++++ Testo fornito ++++

"Consiglierebbe la carriera di scrittore?" mi chiese uno degli studenti.
"Stai cercando di dire amenità?" gli chiesi.
"No, no parlo seriamente. Consiglierebbe la carriera di scrittore?"
"È lo scrivere che sceglie te e non tu lo scrivere."

Charles Bukowski

mercoledì 29 giugno 2011

Ingredienti per film ambientati in Puglia (o tutt’al più nella bassa Lucania)



Partiamo da una considerazione: esiste tutto un nuovo filone cinematografico, che intreccia interessi neoborbonici, promozioni turistiche e bucolici sensi della vita, che in questi anni spinge per realizzare film in Puglia o come suggerisce il titolo, nella bassa Lucania. Piccola ma importante precisazione: in questa scuola la Puglia (o tutt’al più la bassa Lucania), non rappresenta semplicemente un ambientazione, ma come per “Ladri di Biciclette” o “Easy Rider” inaugura un nuovo genere. Vediamo da più vicino i tratti salienti di un buon film pugliese (o tutt’al più della bassa Lucania).

Introduzione.

++++

Riporta per intero il testo fornito, parola per parola e senza alcuna modifica.

++++ Dati forniti ++++

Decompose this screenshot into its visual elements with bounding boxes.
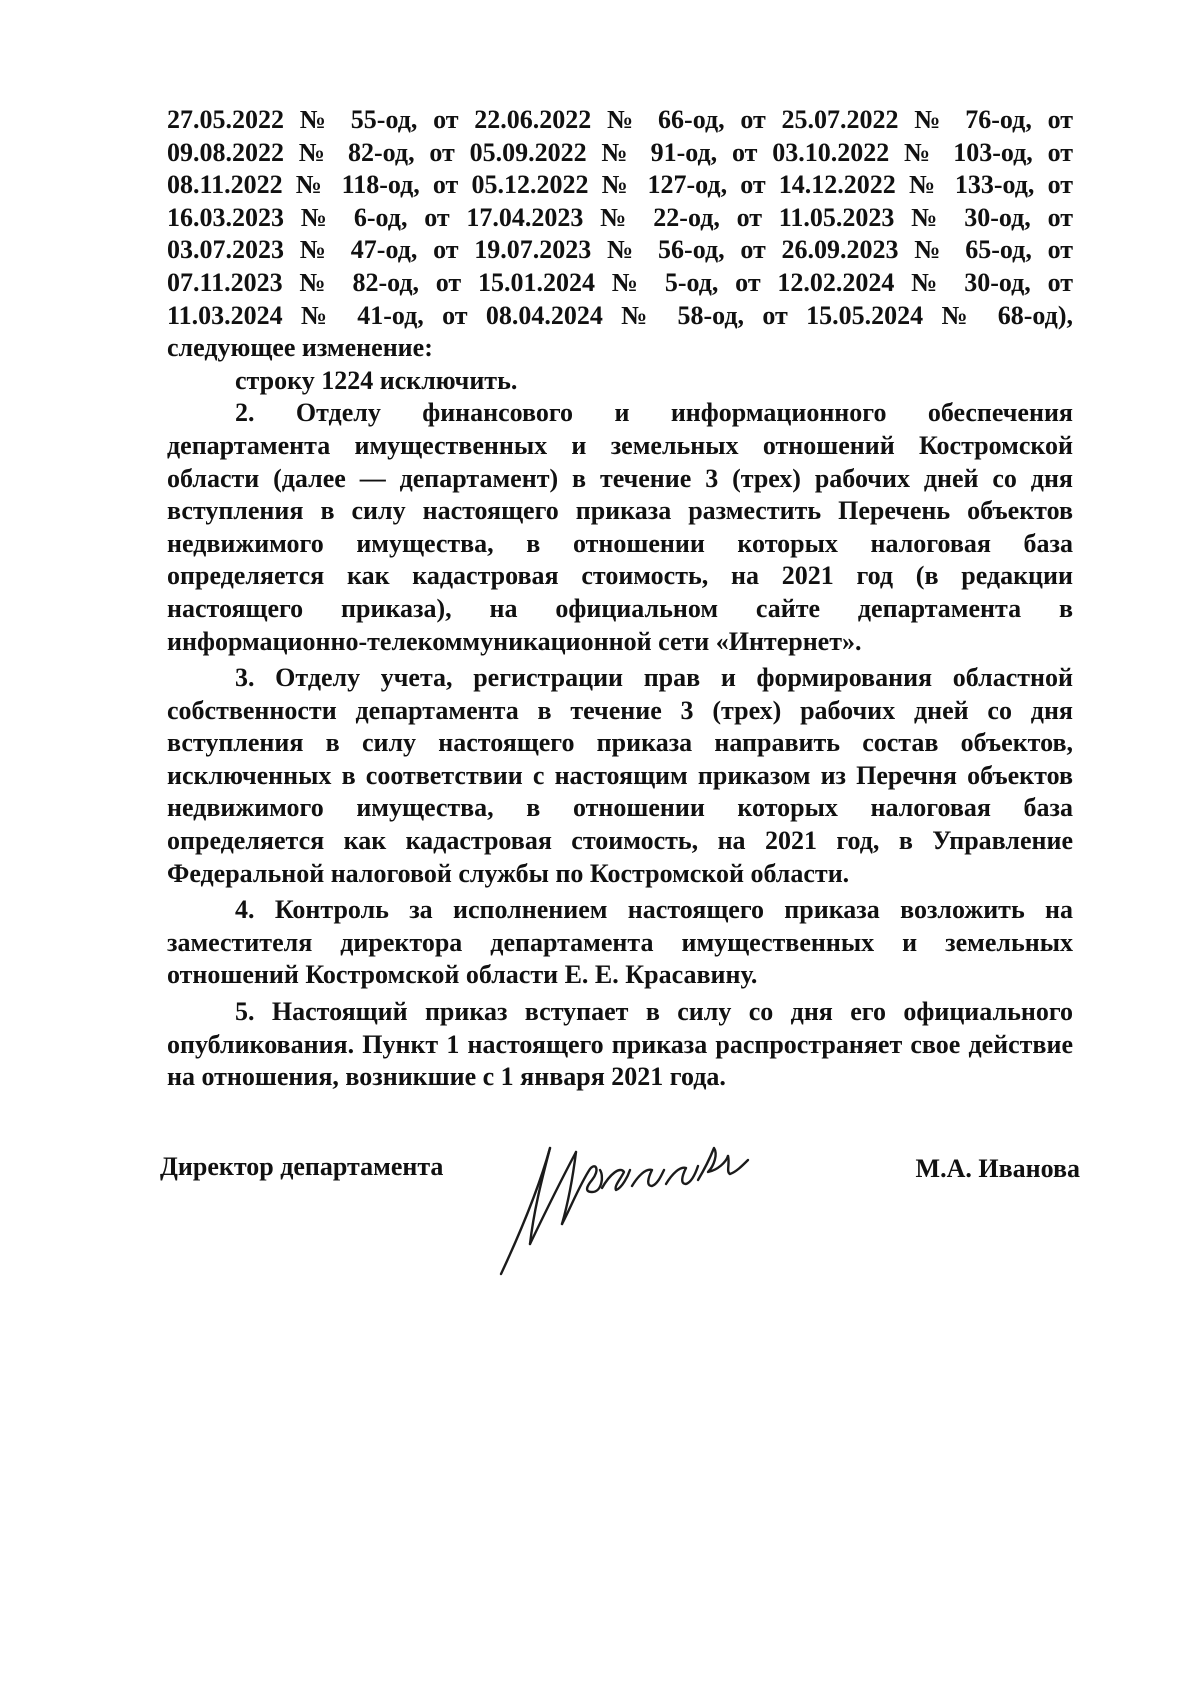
text-line: 27.05.2022 № 55-од, от 22.06.2022 № 66-од, от 25.07.2022 № 76-од, от [167, 105, 1073, 134]
document-body [167, 104, 1073, 1094]
text-line: недвижимого имущества, в отношении которых налоговая база [167, 793, 1073, 823]
paragraph-2-start: 2. Отделу финансового и информационного обеспечения [235, 398, 1073, 428]
text-line: недвижимого имущества, в отношении которых налоговая база [167, 528, 1073, 558]
text-line: заместителя директора департамента имущественных и земельных [167, 927, 1073, 957]
text-line: департамента имущественных и земельных отношений Костромской [167, 430, 1073, 460]
text-line: вступления в силу настоящего приказа направить состав объектов, [167, 728, 1073, 758]
handwritten-signature [492, 1114, 752, 1284]
text-line: 07.11.2023 № 82-од, от 15.01.2024 № 5-од, от 12.02.2024 № 30-од, от [167, 267, 1073, 297]
text-line: 03.07.2023 № 47-од, от 19.07.2023 № 56-од, от 26.09.2023 № 65-од, от [167, 235, 1073, 265]
text-line: 16.03.2023 № 6-од, от 17.04.2023 № 22-од, от 11.05.2023 № 30-од, от [167, 202, 1073, 232]
text-line: следующее изменение: [167, 333, 433, 363]
signatory-title: Директор департамента [160, 1152, 444, 1181]
text-line: опубликования. Пункт 1 настоящего приказа распространяет свое действие [167, 1029, 1073, 1059]
text-line: информационно-телекоммуникационной сети «Интернет». [167, 626, 862, 656]
text-line: строку 1224 исключить. [235, 365, 518, 395]
paragraph-3-start: 3. Отделу учета, регистрации прав и формирования областной [235, 663, 1073, 693]
text-line: Федеральной налоговой службы по Костромской области. [167, 858, 850, 888]
text-line: исключенных в соответствии с настоящим приказом из Перечня объектов [167, 760, 1073, 790]
text-line: области (далее — департамент) в течение 3 (трех) рабочих дней со дня [167, 463, 1073, 493]
text-line: определяется как кадастровая стоимость, на 2021 год (в редакции [167, 561, 1073, 591]
text-line: 09.08.2022 № 82-од, от 05.09.2022 № 91-од, от 03.10.2022 № 103-од, от [167, 137, 1073, 167]
paragraph-4-start: 4. Контроль за исполнением настоящего приказа возложить на [235, 895, 1073, 925]
text-line: определяется как кадастровая стоимость, на 2021 год, в Управление [167, 826, 1073, 856]
text-line: отношений Костромской области Е. Е. Красавину. [167, 960, 758, 990]
text-line: собственности департамента в течение 3 (трех) рабочих дней со дня [167, 695, 1073, 725]
text-line: на отношения, возникшие с 1 января 2021 года. [167, 1062, 726, 1092]
text-line: 11.03.2024 № 41-од, от 08.04.2024 № 58-од, от 15.05.2024 № 68-од), [167, 300, 1073, 330]
paragraph-5-start: 5. Настоящий приказ вступает в силу со дня его официального [235, 997, 1073, 1027]
text-line: вступления в силу настоящего приказа разместить Перечень объектов [167, 496, 1073, 526]
text-line: настоящего приказа), на официальном сайте департамента в [167, 593, 1073, 623]
signature-block [160, 1140, 1080, 1290]
signatory-name: М.А. Иванова [915, 1154, 1080, 1183]
text-line: 08.11.2022 № 118-од, от 05.12.2022 № 127-од, от 14.12.2022 № 133-од, от [167, 170, 1073, 200]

++++

→ Il risultato:
"Consiglierebbe la carriera di scrittore?" mi chiese uno degli studenti.
"Stai cercando di dire amenità?" gli chiesi.
"No, no parlo seriamente. Consiglierebbe la carriera di scrittore?"
"È lo scrivere che sceglie te e non tu lo scrivere."

Charles Bukowski

mercoledì 29 giugno 2011

Ingredienti per film ambientati in Puglia (o tutt’al più nella bassa Lucania)



Partiamo da una considerazione: esiste tutto un nuovo filone cinematografico, che intreccia interessi neoborbonici, promozioni turistiche e bucolici sensi della vita, che in questi anni spinge per realizzare film in Puglia o come suggerisce il titolo, nella bassa Lucania. Piccola ma importante precisazione: in questa scuola la Puglia (o tutt’al più la bassa Lucania), non rappresenta semplicemente un ambientazione, ma come per “Ladri di Biciclette” o “Easy Rider” inaugura un nuovo genere. Vediamo da più vicino i tratti salienti di un buon film pugliese (o tutt’al più della bassa Lucania).

Introduzione.